(Entries from a visual dataset)
━━━━
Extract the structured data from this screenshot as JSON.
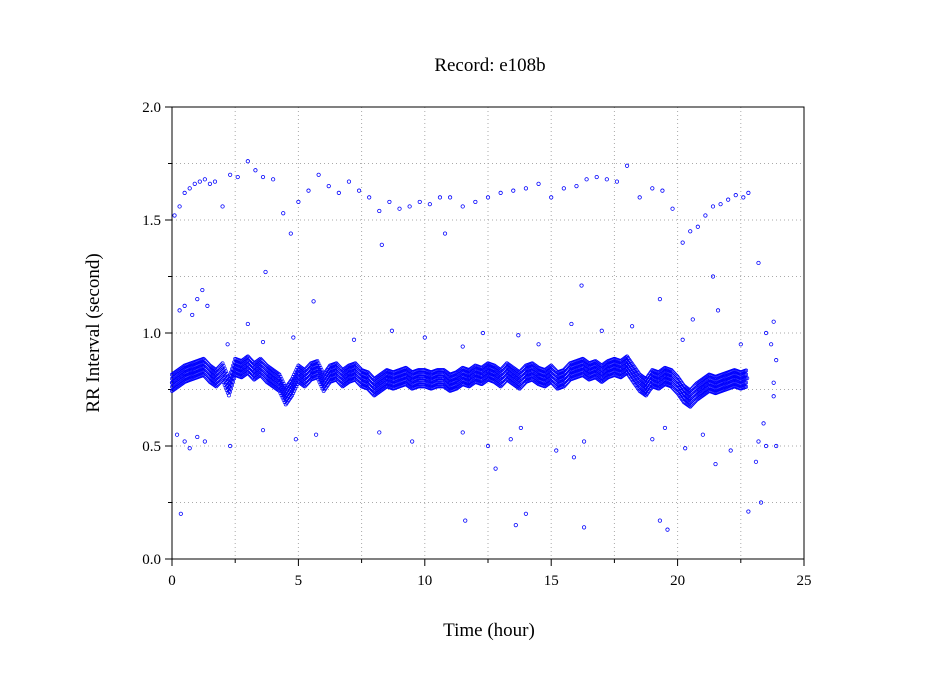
{
  "chart_data": {
    "type": "scatter",
    "title": "Record:  e108b",
    "xlabel": "Time (hour)",
    "ylabel": "RR Interval (second)",
    "xlim": [
      0,
      25
    ],
    "ylim": [
      0.0,
      2.0
    ],
    "x_ticks": [
      "0",
      "5",
      "10",
      "15",
      "20",
      "25"
    ],
    "y_ticks": [
      "0.0",
      "0.5",
      "1.0",
      "1.5",
      "2.0"
    ],
    "grid": true,
    "marker_color": "#0000ff",
    "marker": "open-circle",
    "series": [
      {
        "x": [
          0.0,
          0.25,
          0.5,
          0.75,
          1.0,
          1.25,
          1.5,
          1.75,
          2.0,
          2.25,
          2.5,
          2.75,
          3.0,
          3.25,
          3.5,
          3.75,
          4.0,
          4.25,
          4.5,
          4.75,
          5.0,
          5.25,
          5.5,
          5.75,
          6.0,
          6.25,
          6.5,
          6.75,
          7.0,
          7.25,
          7.5,
          7.75,
          8.0,
          8.25,
          8.5,
          8.75,
          9.0,
          9.25,
          9.5,
          9.75,
          10.0,
          10.25,
          10.5,
          10.75,
          11.0,
          11.25,
          11.5,
          11.75,
          12.0,
          12.25,
          12.5,
          12.75,
          13.0,
          13.25,
          13.5,
          13.75,
          14.0,
          14.25,
          14.5,
          14.75,
          15.0,
          15.25,
          15.5,
          15.75,
          16.0,
          16.25,
          16.5,
          16.75,
          17.0,
          17.25,
          17.5,
          17.75,
          18.0,
          18.25,
          18.5,
          18.75,
          19.0,
          19.25,
          19.5,
          19.75,
          20.0,
          20.25,
          20.5,
          20.75,
          21.0,
          21.25,
          21.5,
          21.75,
          22.0,
          22.25,
          22.5,
          22.75,
          0.1,
          0.3,
          0.5,
          0.7,
          0.9,
          1.1,
          1.3,
          1.5,
          1.7,
          2.0,
          2.3,
          2.6,
          3.0,
          3.3,
          3.6,
          4.0,
          4.4,
          4.7,
          5.0,
          5.4,
          5.8,
          6.2,
          6.6,
          7.0,
          7.4,
          7.8,
          8.2,
          8.6,
          9.0,
          9.4,
          9.8,
          10.2,
          10.6,
          11.0,
          11.5,
          12.0,
          12.5,
          13.0,
          13.5,
          14.0,
          14.5,
          15.0,
          15.5,
          16.0,
          16.4,
          16.8,
          17.2,
          17.6,
          18.0,
          18.5,
          19.0,
          19.4,
          19.8,
          20.2,
          20.5,
          20.8,
          21.1,
          21.4,
          21.7,
          22.0,
          22.3,
          22.6,
          22.8,
          3.7,
          8.3,
          10.8,
          0.3,
          0.5,
          0.8,
          1.0,
          1.2,
          1.4,
          2.2,
          3.0,
          3.6,
          4.8,
          5.6,
          7.2,
          8.7,
          10.0,
          11.5,
          12.3,
          13.7,
          14.5,
          15.8,
          16.2,
          17.0,
          18.2,
          19.3,
          20.2,
          20.6,
          21.4,
          21.6,
          22.5,
          23.5,
          23.8,
          0.2,
          0.5,
          0.7,
          1.0,
          1.3,
          2.3,
          3.6,
          4.9,
          5.7,
          8.2,
          9.5,
          11.5,
          12.5,
          13.4,
          13.8,
          15.2,
          15.9,
          16.3,
          19.0,
          19.5,
          20.3,
          21.0,
          21.5,
          22.1,
          23.2,
          23.5,
          0.35,
          11.6,
          12.8,
          13.6,
          14.0,
          16.3,
          19.3,
          19.6,
          22.8,
          23.3,
          23.7,
          23.1,
          23.8,
          23.8,
          23.9,
          23.4,
          23.9,
          23.2
        ],
        "y": [
          0.78,
          0.8,
          0.82,
          0.83,
          0.84,
          0.85,
          0.82,
          0.8,
          0.83,
          0.76,
          0.85,
          0.84,
          0.86,
          0.83,
          0.85,
          0.82,
          0.8,
          0.78,
          0.72,
          0.76,
          0.82,
          0.8,
          0.83,
          0.84,
          0.78,
          0.82,
          0.83,
          0.8,
          0.82,
          0.83,
          0.8,
          0.79,
          0.76,
          0.78,
          0.8,
          0.79,
          0.8,
          0.81,
          0.79,
          0.8,
          0.8,
          0.79,
          0.8,
          0.8,
          0.78,
          0.79,
          0.81,
          0.8,
          0.82,
          0.81,
          0.83,
          0.82,
          0.8,
          0.83,
          0.81,
          0.79,
          0.82,
          0.83,
          0.81,
          0.8,
          0.82,
          0.79,
          0.8,
          0.83,
          0.84,
          0.85,
          0.83,
          0.84,
          0.82,
          0.84,
          0.85,
          0.84,
          0.86,
          0.82,
          0.78,
          0.76,
          0.8,
          0.79,
          0.81,
          0.8,
          0.77,
          0.73,
          0.71,
          0.74,
          0.76,
          0.78,
          0.77,
          0.78,
          0.79,
          0.8,
          0.79,
          0.8,
          1.52,
          1.56,
          1.62,
          1.64,
          1.66,
          1.67,
          1.68,
          1.66,
          1.67,
          1.56,
          1.7,
          1.69,
          1.76,
          1.72,
          1.69,
          1.68,
          1.53,
          1.44,
          1.58,
          1.63,
          1.7,
          1.65,
          1.62,
          1.67,
          1.63,
          1.6,
          1.54,
          1.58,
          1.55,
          1.56,
          1.58,
          1.57,
          1.6,
          1.6,
          1.56,
          1.58,
          1.6,
          1.62,
          1.63,
          1.64,
          1.66,
          1.6,
          1.64,
          1.65,
          1.68,
          1.69,
          1.68,
          1.67,
          1.74,
          1.6,
          1.64,
          1.63,
          1.55,
          1.4,
          1.45,
          1.47,
          1.52,
          1.56,
          1.57,
          1.59,
          1.61,
          1.6,
          1.62,
          1.27,
          1.39,
          1.44,
          1.1,
          1.12,
          1.08,
          1.15,
          1.19,
          1.12,
          0.95,
          1.04,
          0.96,
          0.98,
          1.14,
          0.97,
          1.01,
          0.98,
          0.94,
          1.0,
          0.99,
          0.95,
          1.04,
          1.21,
          1.01,
          1.03,
          1.15,
          0.97,
          1.06,
          1.25,
          1.1,
          0.95,
          1.0,
          1.05,
          0.55,
          0.52,
          0.49,
          0.54,
          0.52,
          0.5,
          0.57,
          0.53,
          0.55,
          0.56,
          0.52,
          0.56,
          0.5,
          0.53,
          0.58,
          0.48,
          0.45,
          0.52,
          0.53,
          0.58,
          0.49,
          0.55,
          0.42,
          0.48,
          0.52,
          0.5,
          0.2,
          0.17,
          0.4,
          0.15,
          0.2,
          0.14,
          0.17,
          0.13,
          0.21,
          0.25,
          0.95,
          0.43,
          0.72,
          0.78,
          0.88,
          0.6,
          0.5,
          1.31
        ],
        "range_band": {
          "x": [
            0,
            23
          ],
          "ylow": 0.7,
          "yhigh": 0.88
        }
      }
    ]
  }
}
━━━━
WHAT IS REQUIRED
Leave out the pictures and retype every line above exactly.

THE RESPONSE
Extract the structured data from this screenshot as JSON.
{
  "chart_data": {
    "type": "scatter",
    "title": "Record:  e108b",
    "xlabel": "Time (hour)",
    "ylabel": "RR Interval (second)",
    "xlim": [
      0,
      25
    ],
    "ylim": [
      0.0,
      2.0
    ],
    "x_ticks": [
      "0",
      "5",
      "10",
      "15",
      "20",
      "25"
    ],
    "y_ticks": [
      "0.0",
      "0.5",
      "1.0",
      "1.5",
      "2.0"
    ],
    "grid": true,
    "marker_color": "#0000ff",
    "marker": "open-circle",
    "series": [
      {
        "x": [
          0.0,
          0.25,
          0.5,
          0.75,
          1.0,
          1.25,
          1.5,
          1.75,
          2.0,
          2.25,
          2.5,
          2.75,
          3.0,
          3.25,
          3.5,
          3.75,
          4.0,
          4.25,
          4.5,
          4.75,
          5.0,
          5.25,
          5.5,
          5.75,
          6.0,
          6.25,
          6.5,
          6.75,
          7.0,
          7.25,
          7.5,
          7.75,
          8.0,
          8.25,
          8.5,
          8.75,
          9.0,
          9.25,
          9.5,
          9.75,
          10.0,
          10.25,
          10.5,
          10.75,
          11.0,
          11.25,
          11.5,
          11.75,
          12.0,
          12.25,
          12.5,
          12.75,
          13.0,
          13.25,
          13.5,
          13.75,
          14.0,
          14.25,
          14.5,
          14.75,
          15.0,
          15.25,
          15.5,
          15.75,
          16.0,
          16.25,
          16.5,
          16.75,
          17.0,
          17.25,
          17.5,
          17.75,
          18.0,
          18.25,
          18.5,
          18.75,
          19.0,
          19.25,
          19.5,
          19.75,
          20.0,
          20.25,
          20.5,
          20.75,
          21.0,
          21.25,
          21.5,
          21.75,
          22.0,
          22.25,
          22.5,
          22.75,
          0.1,
          0.3,
          0.5,
          0.7,
          0.9,
          1.1,
          1.3,
          1.5,
          1.7,
          2.0,
          2.3,
          2.6,
          3.0,
          3.3,
          3.6,
          4.0,
          4.4,
          4.7,
          5.0,
          5.4,
          5.8,
          6.2,
          6.6,
          7.0,
          7.4,
          7.8,
          8.2,
          8.6,
          9.0,
          9.4,
          9.8,
          10.2,
          10.6,
          11.0,
          11.5,
          12.0,
          12.5,
          13.0,
          13.5,
          14.0,
          14.5,
          15.0,
          15.5,
          16.0,
          16.4,
          16.8,
          17.2,
          17.6,
          18.0,
          18.5,
          19.0,
          19.4,
          19.8,
          20.2,
          20.5,
          20.8,
          21.1,
          21.4,
          21.7,
          22.0,
          22.3,
          22.6,
          22.8,
          3.7,
          8.3,
          10.8,
          0.3,
          0.5,
          0.8,
          1.0,
          1.2,
          1.4,
          2.2,
          3.0,
          3.6,
          4.8,
          5.6,
          7.2,
          8.7,
          10.0,
          11.5,
          12.3,
          13.7,
          14.5,
          15.8,
          16.2,
          17.0,
          18.2,
          19.3,
          20.2,
          20.6,
          21.4,
          21.6,
          22.5,
          23.5,
          23.8,
          0.2,
          0.5,
          0.7,
          1.0,
          1.3,
          2.3,
          3.6,
          4.9,
          5.7,
          8.2,
          9.5,
          11.5,
          12.5,
          13.4,
          13.8,
          15.2,
          15.9,
          16.3,
          19.0,
          19.5,
          20.3,
          21.0,
          21.5,
          22.1,
          23.2,
          23.5,
          0.35,
          11.6,
          12.8,
          13.6,
          14.0,
          16.3,
          19.3,
          19.6,
          22.8,
          23.3,
          23.7,
          23.1,
          23.8,
          23.8,
          23.9,
          23.4,
          23.9,
          23.2
        ],
        "y": [
          0.78,
          0.8,
          0.82,
          0.83,
          0.84,
          0.85,
          0.82,
          0.8,
          0.83,
          0.76,
          0.85,
          0.84,
          0.86,
          0.83,
          0.85,
          0.82,
          0.8,
          0.78,
          0.72,
          0.76,
          0.82,
          0.8,
          0.83,
          0.84,
          0.78,
          0.82,
          0.83,
          0.8,
          0.82,
          0.83,
          0.8,
          0.79,
          0.76,
          0.78,
          0.8,
          0.79,
          0.8,
          0.81,
          0.79,
          0.8,
          0.8,
          0.79,
          0.8,
          0.8,
          0.78,
          0.79,
          0.81,
          0.8,
          0.82,
          0.81,
          0.83,
          0.82,
          0.8,
          0.83,
          0.81,
          0.79,
          0.82,
          0.83,
          0.81,
          0.8,
          0.82,
          0.79,
          0.8,
          0.83,
          0.84,
          0.85,
          0.83,
          0.84,
          0.82,
          0.84,
          0.85,
          0.84,
          0.86,
          0.82,
          0.78,
          0.76,
          0.8,
          0.79,
          0.81,
          0.8,
          0.77,
          0.73,
          0.71,
          0.74,
          0.76,
          0.78,
          0.77,
          0.78,
          0.79,
          0.8,
          0.79,
          0.8,
          1.52,
          1.56,
          1.62,
          1.64,
          1.66,
          1.67,
          1.68,
          1.66,
          1.67,
          1.56,
          1.7,
          1.69,
          1.76,
          1.72,
          1.69,
          1.68,
          1.53,
          1.44,
          1.58,
          1.63,
          1.7,
          1.65,
          1.62,
          1.67,
          1.63,
          1.6,
          1.54,
          1.58,
          1.55,
          1.56,
          1.58,
          1.57,
          1.6,
          1.6,
          1.56,
          1.58,
          1.6,
          1.62,
          1.63,
          1.64,
          1.66,
          1.6,
          1.64,
          1.65,
          1.68,
          1.69,
          1.68,
          1.67,
          1.74,
          1.6,
          1.64,
          1.63,
          1.55,
          1.4,
          1.45,
          1.47,
          1.52,
          1.56,
          1.57,
          1.59,
          1.61,
          1.6,
          1.62,
          1.27,
          1.39,
          1.44,
          1.1,
          1.12,
          1.08,
          1.15,
          1.19,
          1.12,
          0.95,
          1.04,
          0.96,
          0.98,
          1.14,
          0.97,
          1.01,
          0.98,
          0.94,
          1.0,
          0.99,
          0.95,
          1.04,
          1.21,
          1.01,
          1.03,
          1.15,
          0.97,
          1.06,
          1.25,
          1.1,
          0.95,
          1.0,
          1.05,
          0.55,
          0.52,
          0.49,
          0.54,
          0.52,
          0.5,
          0.57,
          0.53,
          0.55,
          0.56,
          0.52,
          0.56,
          0.5,
          0.53,
          0.58,
          0.48,
          0.45,
          0.52,
          0.53,
          0.58,
          0.49,
          0.55,
          0.42,
          0.48,
          0.52,
          0.5,
          0.2,
          0.17,
          0.4,
          0.15,
          0.2,
          0.14,
          0.17,
          0.13,
          0.21,
          0.25,
          0.95,
          0.43,
          0.72,
          0.78,
          0.88,
          0.6,
          0.5,
          1.31
        ],
        "range_band": {
          "x": [
            0,
            23
          ],
          "ylow": 0.7,
          "yhigh": 0.88
        }
      }
    ]
  }
}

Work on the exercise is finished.